Exercise requirements | Write out only the lines from the line that holds "Transcribe this image's" to the end of the listing below, inclusive, with the pictures omitted.

Dataset entries on figures |
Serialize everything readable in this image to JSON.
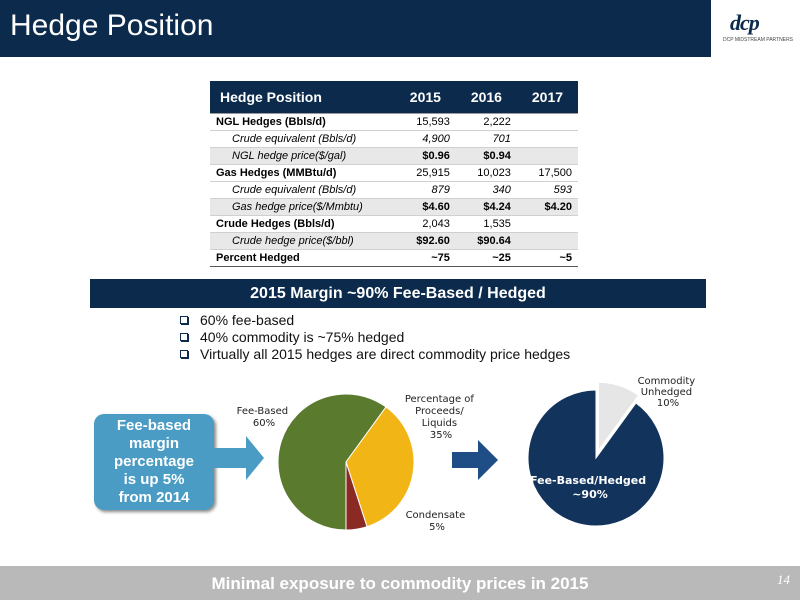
{
  "header": {
    "title": "Hedge Position",
    "logo": "dcp",
    "logo_subtitle": "DCP MIDSTREAM PARTNERS",
    "colors": {
      "navy": "#0b2a4c",
      "gray": "#b9b9b9"
    }
  },
  "table": {
    "headers": [
      "Hedge Position",
      "2015",
      "2016",
      "2017"
    ],
    "rows": [
      {
        "label": "NGL Hedges (Bbls/d)",
        "v2015": "15,593",
        "v2016": "2,222",
        "v2017": ""
      },
      {
        "label": "Crude equivalent (Bbls/d)",
        "v2015": "4,900",
        "v2016": "701",
        "v2017": ""
      },
      {
        "label": "NGL hedge price($/gal)",
        "v2015": "$0.96",
        "v2016": "$0.94",
        "v2017": ""
      },
      {
        "label": "Gas Hedges (MMBtu/d)",
        "v2015": "25,915",
        "v2016": "10,023",
        "v2017": "17,500"
      },
      {
        "label": "Crude equivalent (Bbls/d)",
        "v2015": "879",
        "v2016": "340",
        "v2017": "593"
      },
      {
        "label": "Gas hedge price($/Mmbtu)",
        "v2015": "$4.60",
        "v2016": "$4.24",
        "v2017": "$4.20"
      },
      {
        "label": "Crude Hedges (Bbls/d)",
        "v2015": "2,043",
        "v2016": "1,535",
        "v2017": ""
      },
      {
        "label": "Crude hedge price($/bbl)",
        "v2015": "$92.60",
        "v2016": "$90.64",
        "v2017": ""
      },
      {
        "label": "Percent Hedged",
        "v2015": "~75",
        "v2016": "~25",
        "v2017": "~5"
      }
    ]
  },
  "banner": {
    "text": "2015 Margin ~90% Fee-Based / Hedged"
  },
  "bullets": [
    "60% fee-based",
    "40% commodity is ~75% hedged",
    "Virtually all 2015 hedges are direct commodity price hedges"
  ],
  "callout": {
    "lines": [
      "Fee-based",
      "margin",
      "percentage",
      "is up 5%",
      "from 2014"
    ]
  },
  "chart_data": [
    {
      "type": "pie",
      "slices": [
        {
          "label_lines": [
            "Fee-Based",
            "60%"
          ],
          "value": 60,
          "color": "#5a7a2e"
        },
        {
          "label_lines": [
            "Percentage of",
            "Proceeds/",
            "Liquids",
            "35%"
          ],
          "value": 35,
          "color": "#f2b516"
        },
        {
          "label_lines": [
            "Condensate",
            "5%"
          ],
          "value": 5,
          "color": "#8b2a24"
        }
      ]
    },
    {
      "type": "pie",
      "slices": [
        {
          "label_lines": [
            "Fee-Based/Hedged",
            "~90%"
          ],
          "value": 90,
          "color": "#12335c"
        },
        {
          "label_lines": [
            "Commodity",
            "Unhedged",
            "10%"
          ],
          "value": 10,
          "color": "#e6e6e6"
        }
      ]
    }
  ],
  "footer": {
    "text": "Minimal exposure to commodity prices in 2015",
    "page_number": "14"
  }
}
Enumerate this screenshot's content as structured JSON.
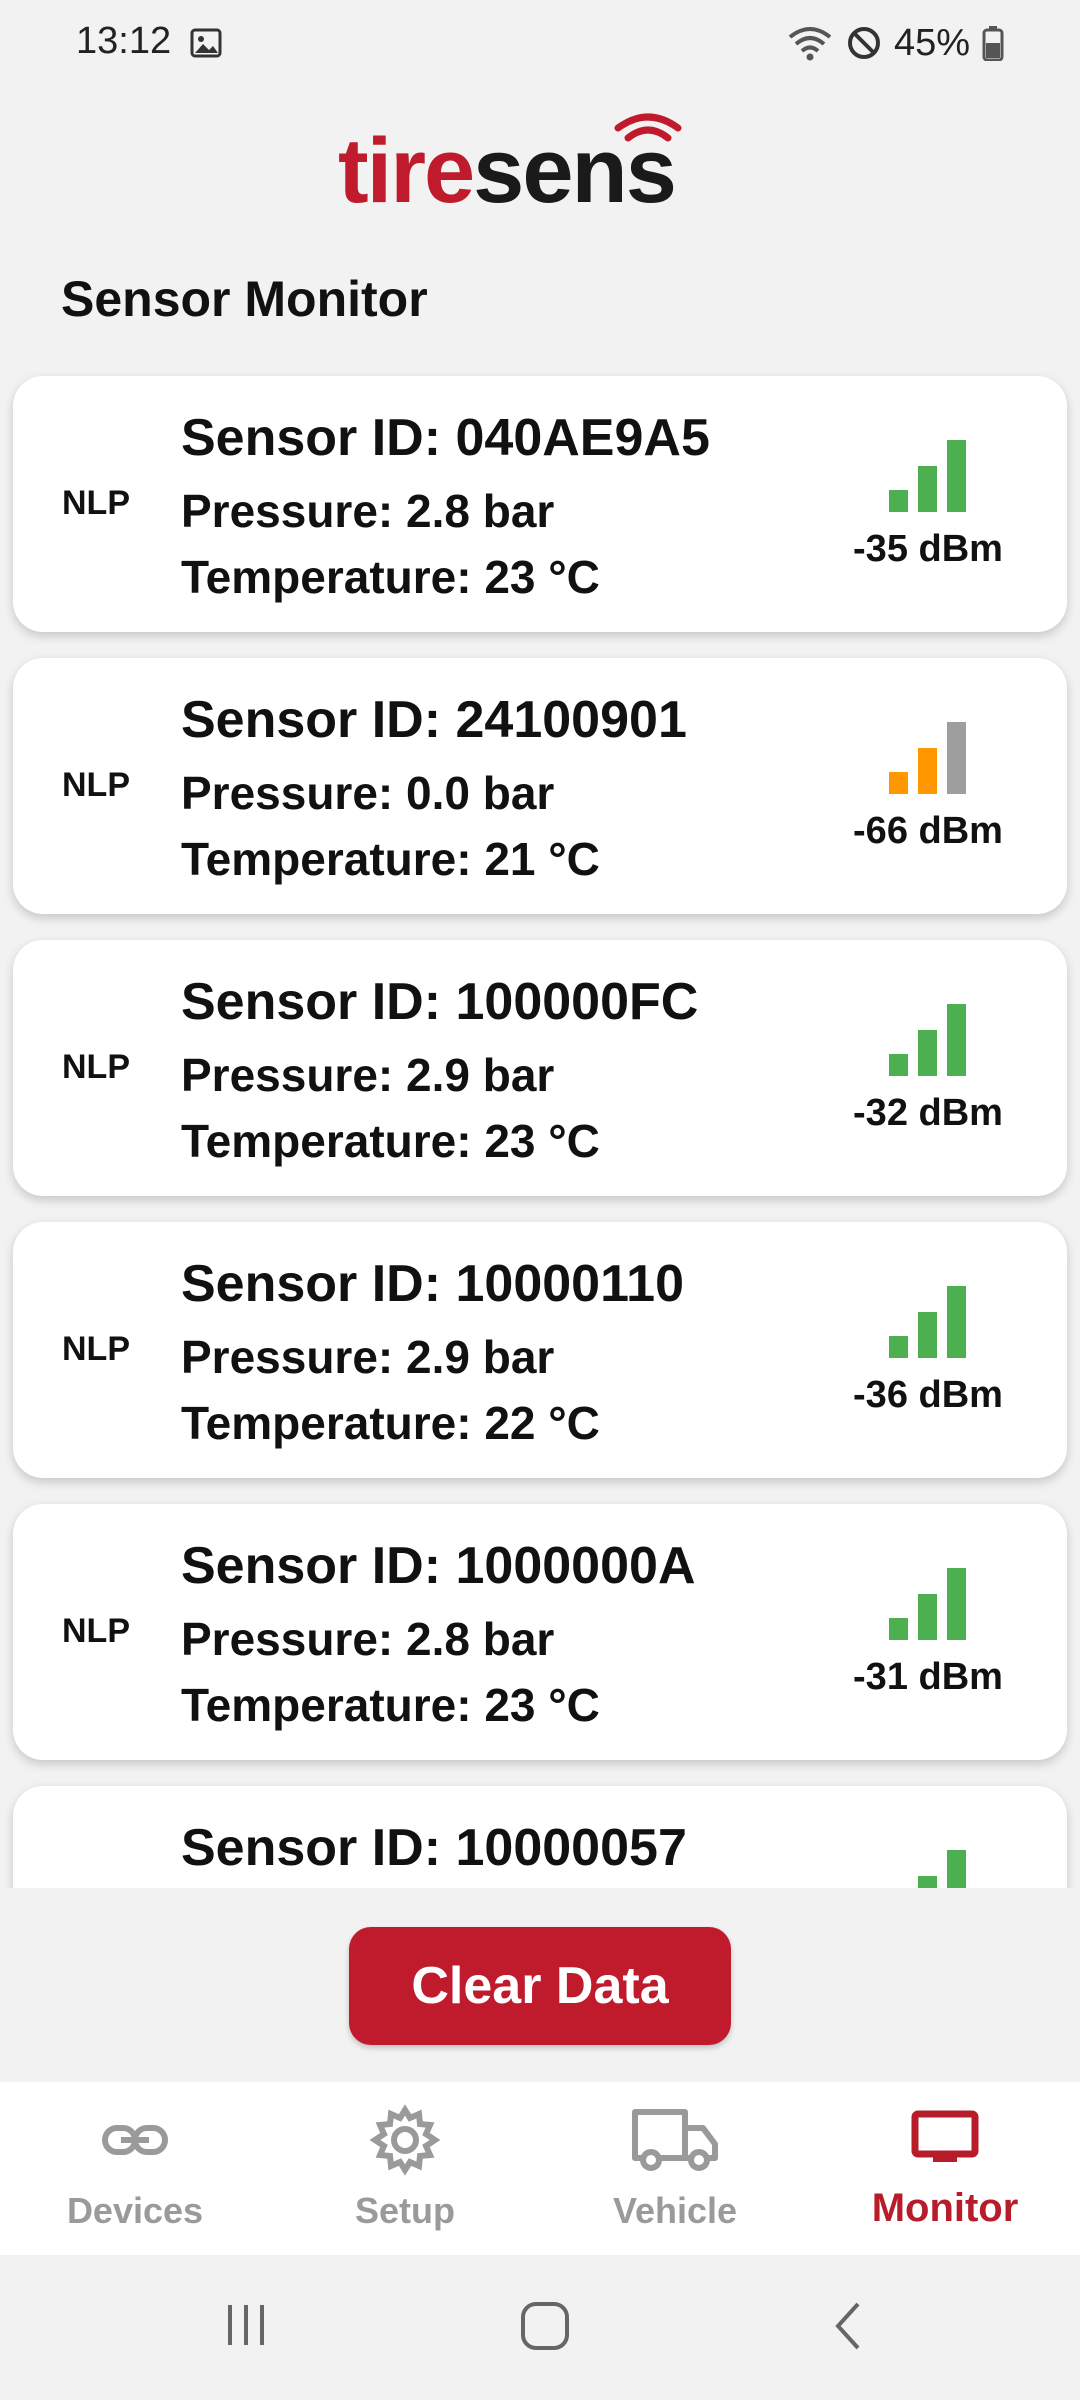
{
  "status_bar": {
    "time": "13:12",
    "battery": "45%"
  },
  "app": {
    "logo_red": "tire",
    "logo_dark": "sens",
    "brand_color": "#c01b2c"
  },
  "page": {
    "title": "Sensor Monitor"
  },
  "sensors": [
    {
      "type": "NLP",
      "id": "Sensor ID: 040AE9A5",
      "pressure": "Pressure: 2.8 bar",
      "temperature": "Temperature: 23 °C",
      "signal": "-35 dBm",
      "signal_level": "good"
    },
    {
      "type": "NLP",
      "id": "Sensor ID: 24100901",
      "pressure": "Pressure: 0.0 bar",
      "temperature": "Temperature: 21 °C",
      "signal": "-66 dBm",
      "signal_level": "fair"
    },
    {
      "type": "NLP",
      "id": "Sensor ID: 100000FC",
      "pressure": "Pressure: 2.9 bar",
      "temperature": "Temperature: 23 °C",
      "signal": "-32 dBm",
      "signal_level": "good"
    },
    {
      "type": "NLP",
      "id": "Sensor ID: 10000110",
      "pressure": "Pressure: 2.9 bar",
      "temperature": "Temperature: 22 °C",
      "signal": "-36 dBm",
      "signal_level": "good"
    },
    {
      "type": "NLP",
      "id": "Sensor ID: 1000000A",
      "pressure": "Pressure: 2.8 bar",
      "temperature": "Temperature: 23 °C",
      "signal": "-31 dBm",
      "signal_level": "good"
    },
    {
      "type": "",
      "id": "Sensor ID: 10000057",
      "pressure": "",
      "temperature": "",
      "signal": "",
      "signal_level": "good"
    }
  ],
  "signal_colors": {
    "good": "#4caf50",
    "fair": "#ff9800",
    "inactive": "#9e9e9e"
  },
  "actions": {
    "clear_label": "Clear Data"
  },
  "nav": [
    {
      "label": "Devices",
      "icon": "link-icon",
      "active": false
    },
    {
      "label": "Setup",
      "icon": "gear-icon",
      "active": false
    },
    {
      "label": "Vehicle",
      "icon": "truck-icon",
      "active": false
    },
    {
      "label": "Monitor",
      "icon": "monitor-icon",
      "active": true
    }
  ]
}
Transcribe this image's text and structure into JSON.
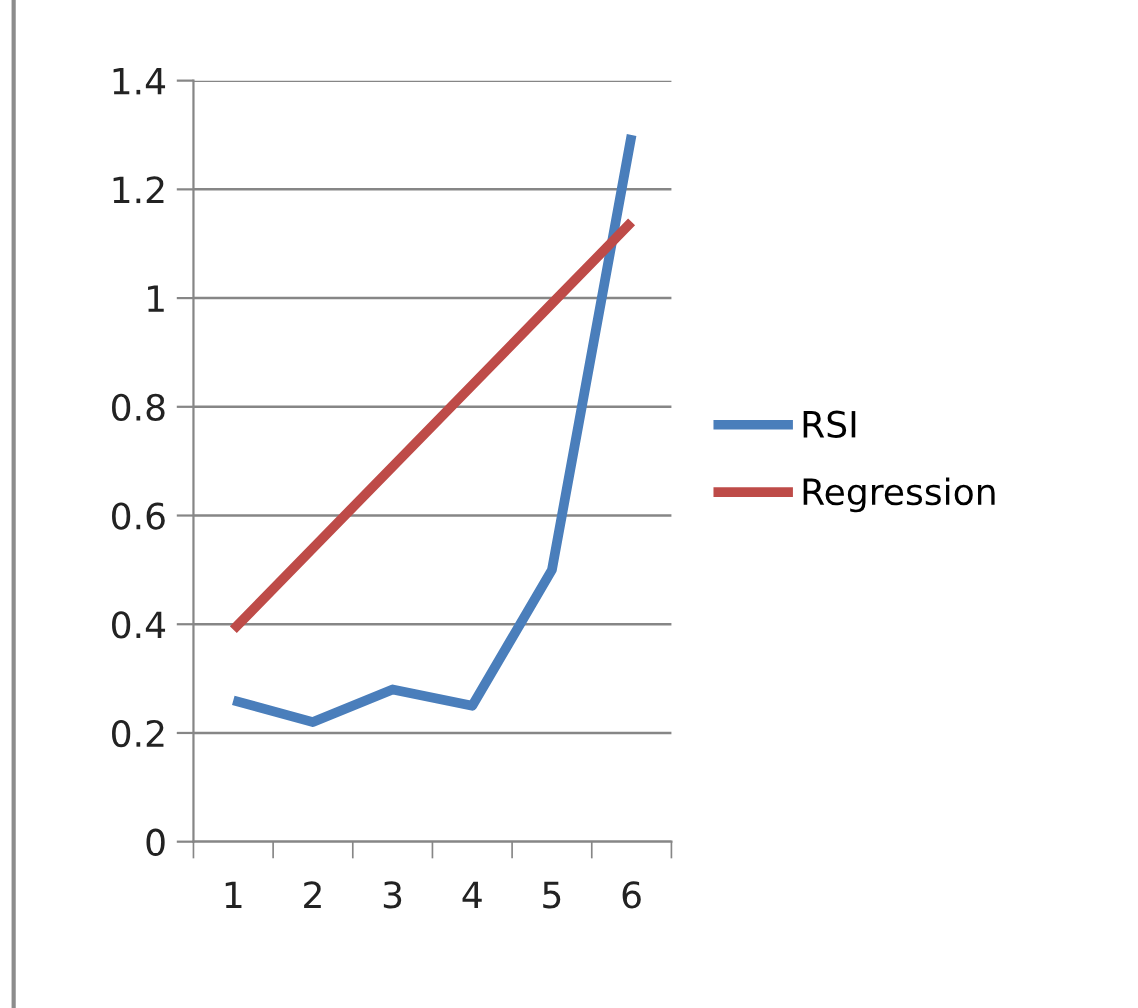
{
  "chart_data": {
    "type": "line",
    "categories": [
      "1",
      "2",
      "3",
      "4",
      "5",
      "6"
    ],
    "series": [
      {
        "name": "RSI",
        "color": "#4a7ebb",
        "values": [
          0.26,
          0.22,
          0.28,
          0.25,
          0.5,
          1.3
        ]
      },
      {
        "name": "Regression",
        "color": "#be4b48",
        "values": [
          0.39,
          0.54,
          0.69,
          0.84,
          0.99,
          1.14
        ]
      }
    ],
    "ylim": [
      0,
      1.4
    ],
    "yticks": [
      0,
      0.2,
      0.4,
      0.6,
      0.8,
      1,
      1.2,
      1.4
    ],
    "grid": "y",
    "legend": "right",
    "marker": "none",
    "line_style": "solid"
  }
}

Problem solution |
Transcribe this image's text and structure into JSON.
{
  "chart_data": {
    "type": "line",
    "categories": [
      "1",
      "2",
      "3",
      "4",
      "5",
      "6"
    ],
    "series": [
      {
        "name": "RSI",
        "color": "#4a7ebb",
        "values": [
          0.26,
          0.22,
          0.28,
          0.25,
          0.5,
          1.3
        ]
      },
      {
        "name": "Regression",
        "color": "#be4b48",
        "values": [
          0.39,
          0.54,
          0.69,
          0.84,
          0.99,
          1.14
        ]
      }
    ],
    "ylim": [
      0,
      1.4
    ],
    "yticks": [
      0,
      0.2,
      0.4,
      0.6,
      0.8,
      1,
      1.2,
      1.4
    ],
    "grid": "y",
    "legend": "right",
    "marker": "none",
    "line_style": "solid"
  }
}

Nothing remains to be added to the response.